● **Excerpt provided**:
Before plaintiff had finished testifying, the trial court announced it was going to take a noon recess. Plaintiff's counsel, Mr. Bynum, stated plaintiff had less than an hour left of testimony, and then the escrow officer on the 2016 agreement would testify. The court noted there would also be cross-examination of plaintiff by defense counsel.

After the noon recess, the court informed the parties that, upon reflecting on the parties' trial briefs and plaintiff's testimony, the court believed that the parties may have entered into illegal agreements in 2010 and 2016, which the parties concealed from the lender, in a scheme to defraud the lender, in violation of Title 18 U.S.C. 1014. The court asked counsel if it was undisputed that the parties entered into the 2010 agreement and 2016 agreement. Defense counsel, Mr. Hemming, responded that defendants asserted that the written agreement dated May 10, 2010, was fabricated and defendants never signed it. Mr. Hemming confirmed that defendants acknowledged they signed the 2016 agreement. Mr. Hemming further stated that the parties agreed to additional terms not stated in the 2016 agreement, because plaintiff qualified for an FHA loan but could not also receive seller financing for additional money plaintiff owed defendants. Therefore, the parties had an undisclosed "side deal," which the escrow officer would explain.

The trial court responded that it believed the case turned on whether the 2010 agreement and 2016 agreement were legal contracts, and whether the parties were relying on side agreements directly in conflict with the parties' representations to the banks, thus committing a fraud on the banks. The trial court stated it therefore was going to suspend the trial and have the parties brief the issue of whether the trial court could enforce the 2016 agreement or "do equity with contracts that were entered into illegally or fraudulently," by concealing from the bank the 2016 agreement, in violation of Title 18 U.S.C. section 1014. The court wanted to know what was the effect of such a contract on court enforcement of the agreement, when both parties knew they entered into the agreement unlawfully and had unclean hands.

The court stated that the case turned on, "if these contracts entered into by both plaintiff and defendant were illegal, is it proper for the Court to then step in and decide a dispute when both parties are conducting illegal transactions." The court told the parties it would like them to brief the issue. In addition, the court wanted the parties to address what was the effect of the short sale 2010 agreement and the parties knowingly making false statements to the lender when entering into the short sale transaction with the bank. The court further told the parties it wanted them to address the following questions: "[W]hat is the statute relying upon that makes the contracts illegal; what is the effect if, in fact, it is illegal; and then also what is the effect if both sides equally entered into the contract knowing that they were misleading or doing some sort of concealment to a third party, that being the bank." Defense counsel stated that he had already addressed the issues in his trial brief.

The trial court said that, after it reviewed the parties' briefs, the court would hold a hearing during which the court would decide the legal issue, which might be dispositive of the case. In effect, the court was sua sponte conducting a bifurcated bench trial, in which the trial court would decide whether the 2016 agreement was illegal and unenforceable as a matter of law. Upon deciding that issue, which the court viewed as potentially dispositive of the case, the trial court would then decide whether to dismiss the case. Plaintiff filed a supplemental brief on the illegal contract issue, as requested by the court. Plaintiff argued the only illegal agreement was the 2010 agreement, which defendants deny they entered into, and which plaintiff is not seeking to enforce. Plaintiff asserted there was no authority supporting finding the 2016 agreement was illegal. That agreement was merely an agreement that defendants would sell the Property to plaintiff.

● **Set task A**: Translate this sentence from the trial proceedings excerpt into Spanish: "Plaintiff filed a supplemental brief on the illegal contract issue, as requested by the court."
● **Set task B**: According to the trial proceedings excerpt, what did defense counsel assert about the written agreement dated May 10, 2010?
● **Set task C**: In one to three sentences, explain why the trial proceedings excerpt says the parties had an undisclosed "side deal" alongside the 2016 agreement.

● **Rows**:
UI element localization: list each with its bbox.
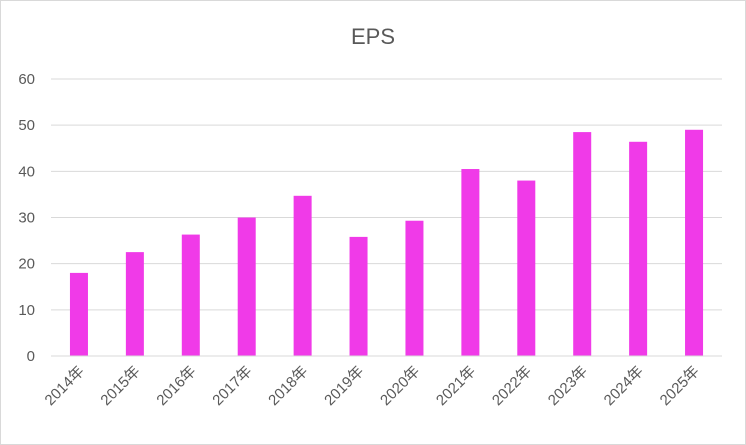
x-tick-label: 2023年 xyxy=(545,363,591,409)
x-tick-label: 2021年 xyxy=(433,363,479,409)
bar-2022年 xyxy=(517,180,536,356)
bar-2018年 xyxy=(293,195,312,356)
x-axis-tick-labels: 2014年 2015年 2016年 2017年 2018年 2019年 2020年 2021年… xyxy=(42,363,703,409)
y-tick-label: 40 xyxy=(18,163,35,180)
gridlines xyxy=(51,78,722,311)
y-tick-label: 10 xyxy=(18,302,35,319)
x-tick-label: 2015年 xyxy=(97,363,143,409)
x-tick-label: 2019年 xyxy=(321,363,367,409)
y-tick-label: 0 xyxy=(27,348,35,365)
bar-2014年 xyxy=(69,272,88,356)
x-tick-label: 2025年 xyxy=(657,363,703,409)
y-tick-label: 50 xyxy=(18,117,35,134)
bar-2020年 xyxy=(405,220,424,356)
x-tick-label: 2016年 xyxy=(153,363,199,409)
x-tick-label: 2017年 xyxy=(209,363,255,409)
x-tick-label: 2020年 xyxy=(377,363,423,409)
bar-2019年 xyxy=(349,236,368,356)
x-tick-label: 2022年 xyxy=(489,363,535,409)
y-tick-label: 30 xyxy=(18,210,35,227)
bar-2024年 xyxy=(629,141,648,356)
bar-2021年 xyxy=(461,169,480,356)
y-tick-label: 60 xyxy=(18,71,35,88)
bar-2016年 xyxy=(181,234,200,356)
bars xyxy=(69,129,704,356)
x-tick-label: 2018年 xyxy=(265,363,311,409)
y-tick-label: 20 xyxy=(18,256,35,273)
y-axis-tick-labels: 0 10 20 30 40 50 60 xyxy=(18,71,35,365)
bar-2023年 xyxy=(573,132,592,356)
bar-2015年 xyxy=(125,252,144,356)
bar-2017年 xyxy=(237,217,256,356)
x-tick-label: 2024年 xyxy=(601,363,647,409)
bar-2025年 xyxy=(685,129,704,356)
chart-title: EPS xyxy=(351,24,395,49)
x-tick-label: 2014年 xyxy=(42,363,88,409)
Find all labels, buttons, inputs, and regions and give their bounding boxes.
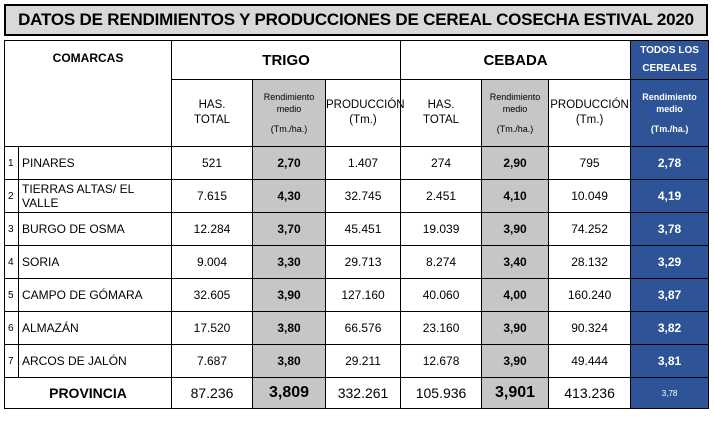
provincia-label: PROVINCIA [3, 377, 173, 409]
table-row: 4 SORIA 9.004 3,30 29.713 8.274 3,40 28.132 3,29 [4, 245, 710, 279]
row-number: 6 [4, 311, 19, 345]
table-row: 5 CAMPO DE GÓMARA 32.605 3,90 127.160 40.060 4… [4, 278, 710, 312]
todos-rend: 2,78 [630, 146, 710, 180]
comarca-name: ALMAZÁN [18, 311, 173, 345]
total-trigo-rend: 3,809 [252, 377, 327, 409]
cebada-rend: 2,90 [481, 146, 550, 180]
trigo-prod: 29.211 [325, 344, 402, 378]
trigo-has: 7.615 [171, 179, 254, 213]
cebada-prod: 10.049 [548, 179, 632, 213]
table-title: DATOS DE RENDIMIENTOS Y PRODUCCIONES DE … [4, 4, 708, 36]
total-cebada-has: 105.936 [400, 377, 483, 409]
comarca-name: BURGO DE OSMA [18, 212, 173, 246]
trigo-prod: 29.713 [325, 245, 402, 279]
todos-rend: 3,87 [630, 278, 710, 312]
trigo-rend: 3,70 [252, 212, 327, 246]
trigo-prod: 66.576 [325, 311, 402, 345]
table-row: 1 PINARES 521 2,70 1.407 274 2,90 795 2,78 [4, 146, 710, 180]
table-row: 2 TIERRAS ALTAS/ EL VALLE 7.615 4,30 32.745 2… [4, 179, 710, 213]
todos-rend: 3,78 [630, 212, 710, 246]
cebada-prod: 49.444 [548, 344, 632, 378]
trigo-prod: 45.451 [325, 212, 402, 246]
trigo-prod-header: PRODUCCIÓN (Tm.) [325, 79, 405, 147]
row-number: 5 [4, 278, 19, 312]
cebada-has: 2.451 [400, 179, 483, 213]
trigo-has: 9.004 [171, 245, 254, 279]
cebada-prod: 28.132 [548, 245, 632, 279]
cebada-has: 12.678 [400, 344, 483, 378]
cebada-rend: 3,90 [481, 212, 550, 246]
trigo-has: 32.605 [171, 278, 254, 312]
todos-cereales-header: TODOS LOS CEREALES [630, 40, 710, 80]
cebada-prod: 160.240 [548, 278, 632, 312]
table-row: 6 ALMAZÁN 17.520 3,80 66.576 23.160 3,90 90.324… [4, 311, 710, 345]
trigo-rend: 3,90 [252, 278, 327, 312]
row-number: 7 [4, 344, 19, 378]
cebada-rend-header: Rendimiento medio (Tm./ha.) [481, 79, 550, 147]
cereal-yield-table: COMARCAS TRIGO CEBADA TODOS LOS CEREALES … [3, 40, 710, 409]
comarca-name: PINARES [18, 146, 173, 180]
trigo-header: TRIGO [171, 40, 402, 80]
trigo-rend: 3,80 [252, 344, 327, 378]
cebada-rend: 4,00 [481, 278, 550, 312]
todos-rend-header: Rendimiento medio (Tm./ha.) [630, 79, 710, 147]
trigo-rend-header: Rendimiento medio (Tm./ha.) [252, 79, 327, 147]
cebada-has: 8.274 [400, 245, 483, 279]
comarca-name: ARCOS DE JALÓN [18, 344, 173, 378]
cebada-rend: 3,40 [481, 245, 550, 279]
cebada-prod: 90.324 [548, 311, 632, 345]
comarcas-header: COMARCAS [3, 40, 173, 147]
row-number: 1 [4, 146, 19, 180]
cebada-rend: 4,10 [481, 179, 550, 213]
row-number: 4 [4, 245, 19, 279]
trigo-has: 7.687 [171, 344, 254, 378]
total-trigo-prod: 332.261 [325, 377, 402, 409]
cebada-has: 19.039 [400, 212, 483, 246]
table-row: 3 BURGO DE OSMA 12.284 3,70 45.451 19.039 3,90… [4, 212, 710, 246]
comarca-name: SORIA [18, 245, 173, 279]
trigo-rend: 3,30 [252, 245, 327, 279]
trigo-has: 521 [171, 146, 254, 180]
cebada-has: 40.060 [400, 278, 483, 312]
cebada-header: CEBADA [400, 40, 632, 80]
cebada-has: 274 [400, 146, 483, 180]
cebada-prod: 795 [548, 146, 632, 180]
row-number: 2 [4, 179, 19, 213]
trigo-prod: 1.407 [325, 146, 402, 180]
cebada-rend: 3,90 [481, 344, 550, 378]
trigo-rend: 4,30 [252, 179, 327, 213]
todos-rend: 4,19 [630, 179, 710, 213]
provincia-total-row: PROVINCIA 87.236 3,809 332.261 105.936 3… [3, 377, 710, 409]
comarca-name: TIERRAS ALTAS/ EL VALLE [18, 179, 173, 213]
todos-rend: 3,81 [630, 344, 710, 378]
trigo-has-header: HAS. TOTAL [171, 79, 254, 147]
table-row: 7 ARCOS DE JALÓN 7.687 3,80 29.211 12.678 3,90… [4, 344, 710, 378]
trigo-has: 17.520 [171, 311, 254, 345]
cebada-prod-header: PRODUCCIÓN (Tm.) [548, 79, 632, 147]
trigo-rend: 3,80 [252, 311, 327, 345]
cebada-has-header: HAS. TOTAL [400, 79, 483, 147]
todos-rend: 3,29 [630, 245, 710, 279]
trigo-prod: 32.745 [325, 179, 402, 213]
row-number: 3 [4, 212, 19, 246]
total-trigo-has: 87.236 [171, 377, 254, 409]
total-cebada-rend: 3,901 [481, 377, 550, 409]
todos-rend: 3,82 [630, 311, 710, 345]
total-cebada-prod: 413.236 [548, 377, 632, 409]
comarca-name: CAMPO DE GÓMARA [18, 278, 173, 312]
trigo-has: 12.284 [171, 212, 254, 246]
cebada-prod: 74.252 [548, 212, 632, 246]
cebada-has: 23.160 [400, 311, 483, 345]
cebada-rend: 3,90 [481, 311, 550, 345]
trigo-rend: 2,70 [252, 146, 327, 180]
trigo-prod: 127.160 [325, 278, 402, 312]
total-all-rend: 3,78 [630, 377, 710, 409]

● **Right answer A**: La parte demandante presentó un escrito complementario sobre la cuestión del contrato ilícito, según lo solicitado por el tribunal.

● **Right answer B**: Defense counsel asserted that it was fabricated and that defendants never signed it.

● **Right answer C**: Plaintiff qualified for an FHA loan but could not also receive seller financing for the additional money plaintiff owed defendants. The parties therefore agreed to additional terms not stated in the 2016 agreement.